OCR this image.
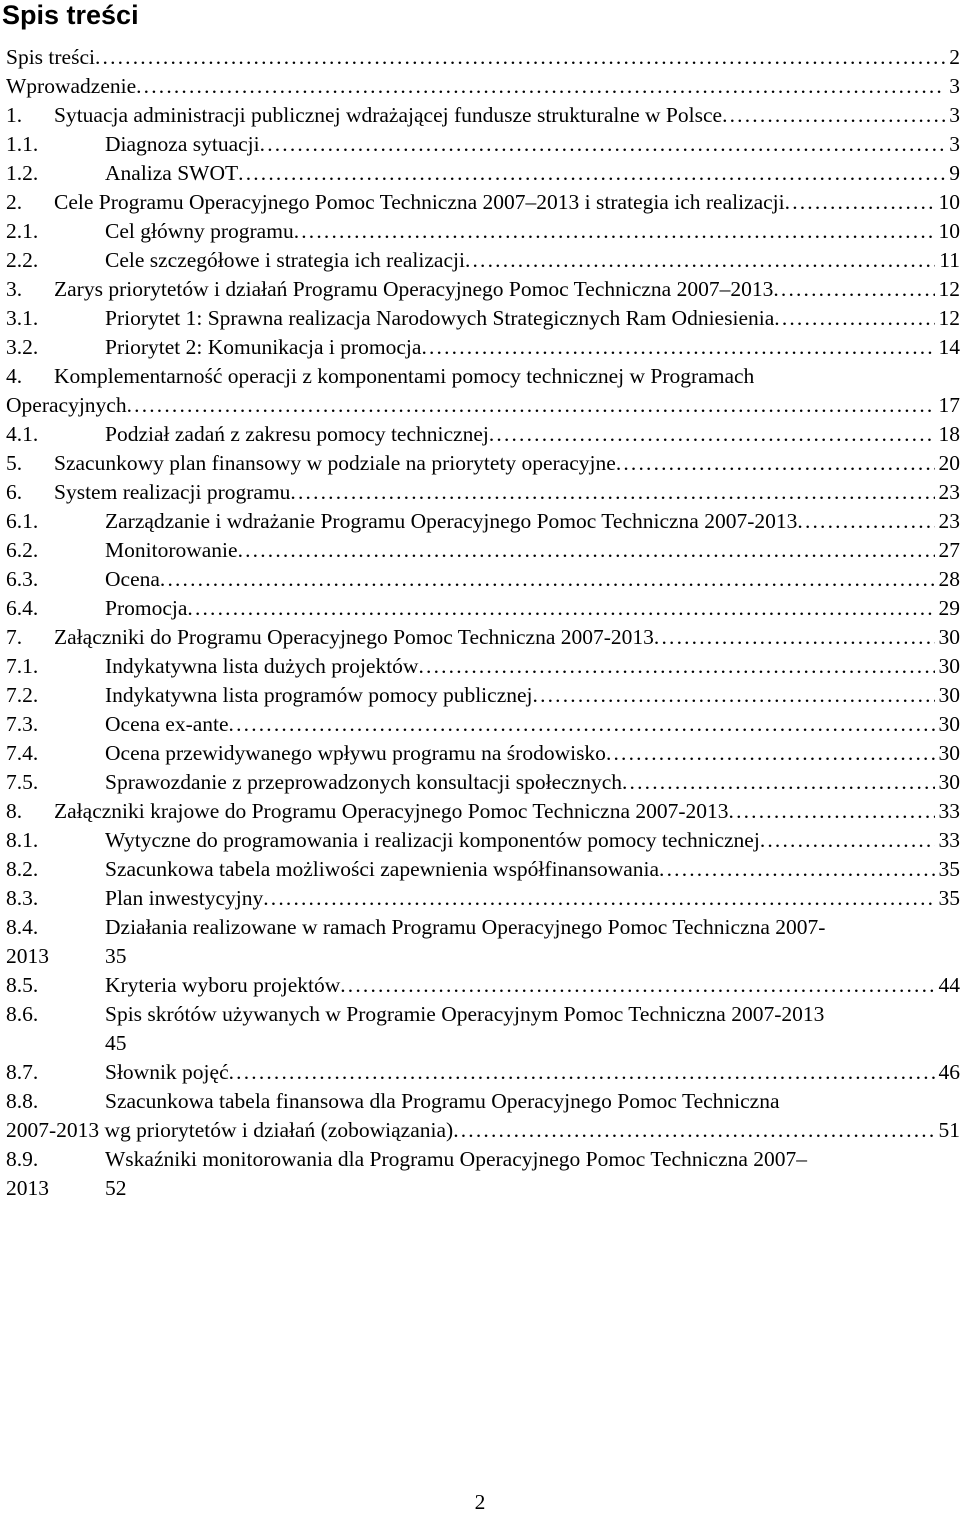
Spis treści
Spis treści . . .	2
Wprowadzenie . . .	3
1.	Sytuacja administracji publicznej wdrażającej fundusze strukturalne w Polsce . . .	3
1.1.	Diagnoza sytuacji . . .	3
1.2.	Analiza SWOT . . .	9
2.	Cele Programu Operacyjnego Pomoc Techniczna 2007–2013 i strategia ich realizacji . . .	10
2.1.	Cel główny programu . . .	10
2.2.	Cele szczegółowe i strategia ich realizacji . . .	11
3.	Zarys priorytetów i działań Programu Operacyjnego Pomoc Techniczna 2007–2013 . . .	12
3.1.	Priorytet 1: Sprawna realizacja Narodowych Strategicznych Ram Odniesienia . . .	12
3.2.	Priorytet 2: Komunikacja i promocja . . .	14
4.	Komplementarność operacji z komponentami pomocy technicznej w Programach
Operacyjnych . . .	17
4.1.	Podział zadań z zakresu pomocy technicznej . . .	18
5.	Szacunkowy plan finansowy w podziale na priorytety operacyjne . . .	20
6.	System realizacji programu . . .	23
6.1.	Zarządzanie i wdrażanie Programu Operacyjnego Pomoc Techniczna 2007-2013 . . .	23
6.2.	Monitorowanie . . .	27
6.3.	Ocena . . .	28
6.4.	Promocja . . .	29
7.	Załączniki do Programu Operacyjnego Pomoc Techniczna 2007-2013 . . .	30
7.1.	Indykatywna lista dużych projektów . . .	30
7.2.	Indykatywna lista programów pomocy publicznej . . .	30
7.3.	Ocena ex-ante . . .	30
7.4.	Ocena przewidywanego wpływu programu na środowisko . . .	30
7.5.	Sprawozdanie z przeprowadzonych konsultacji społecznych . . .	30
8.	Załączniki krajowe do Programu Operacyjnego Pomoc Techniczna 2007-2013 . . .	33
8.1.	Wytyczne do programowania i realizacji komponentów pomocy technicznej . . .	33
8.2.	Szacunkowa tabela możliwości zapewnienia współfinansowania . . .	35
8.3.	Plan inwestycyjny . . .	35
8.4.	Działania realizowane w ramach Programu Operacyjnego Pomoc Techniczna 2007-
2013	35
8.5.	Kryteria wyboru projektów . . .	44
8.6.	Spis skrótów używanych w Programie Operacyjnym Pomoc Techniczna 2007-2013
45
8.7.	Słownik pojęć . . .	46
8.8.	Szacunkowa tabela finansowa dla Programu Operacyjnego Pomoc Techniczna
2007-2013 wg priorytetów i działań (zobowiązania) . . .	51
8.9.	Wskaźniki monitorowania dla Programu Operacyjnego Pomoc Techniczna 2007–
2013	52
2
__________
Challenge -
Your copy should hold every record word for word and none of the pictures.

Correct output -
OCR this image.
Spis treści
Spis treści . . .	2
Wprowadzenie . . .	3
1.	Sytuacja administracji publicznej wdrażającej fundusze strukturalne w Polsce . . .	3
1.1.	Diagnoza sytuacji . . .	3
1.2.	Analiza SWOT . . .	9
2.	Cele Programu Operacyjnego Pomoc Techniczna 2007–2013 i strategia ich realizacji . . .	10
2.1.	Cel główny programu . . .	10
2.2.	Cele szczegółowe i strategia ich realizacji . . .	11
3.	Zarys priorytetów i działań Programu Operacyjnego Pomoc Techniczna 2007–2013 . . .	12
3.1.	Priorytet 1: Sprawna realizacja Narodowych Strategicznych Ram Odniesienia . . .	12
3.2.	Priorytet 2: Komunikacja i promocja . . .	14
4.	Komplementarność operacji z komponentami pomocy technicznej w Programach
Operacyjnych . . .	17
4.1.	Podział zadań z zakresu pomocy technicznej . . .	18
5.	Szacunkowy plan finansowy w podziale na priorytety operacyjne . . .	20
6.	System realizacji programu . . .	23
6.1.	Zarządzanie i wdrażanie Programu Operacyjnego Pomoc Techniczna 2007-2013 . . .	23
6.2.	Monitorowanie . . .	27
6.3.	Ocena . . .	28
6.4.	Promocja . . .	29
7.	Załączniki do Programu Operacyjnego Pomoc Techniczna 2007-2013 . . .	30
7.1.	Indykatywna lista dużych projektów . . .	30
7.2.	Indykatywna lista programów pomocy publicznej . . .	30
7.3.	Ocena ex-ante . . .	30
7.4.	Ocena przewidywanego wpływu programu na środowisko . . .	30
7.5.	Sprawozdanie z przeprowadzonych konsultacji społecznych . . .	30
8.	Załączniki krajowe do Programu Operacyjnego Pomoc Techniczna 2007-2013 . . .	33
8.1.	Wytyczne do programowania i realizacji komponentów pomocy technicznej . . .	33
8.2.	Szacunkowa tabela możliwości zapewnienia współfinansowania . . .	35
8.3.	Plan inwestycyjny . . .	35
8.4.	Działania realizowane w ramach Programu Operacyjnego Pomoc Techniczna 2007-
2013	35
8.5.	Kryteria wyboru projektów . . .	44
8.6.	Spis skrótów używanych w Programie Operacyjnym Pomoc Techniczna 2007-2013
45
8.7.	Słownik pojęć . . .	46
8.8.	Szacunkowa tabela finansowa dla Programu Operacyjnego Pomoc Techniczna
2007-2013 wg priorytetów i działań (zobowiązania) . . .	51
8.9.	Wskaźniki monitorowania dla Programu Operacyjnego Pomoc Techniczna 2007–
2013	52
2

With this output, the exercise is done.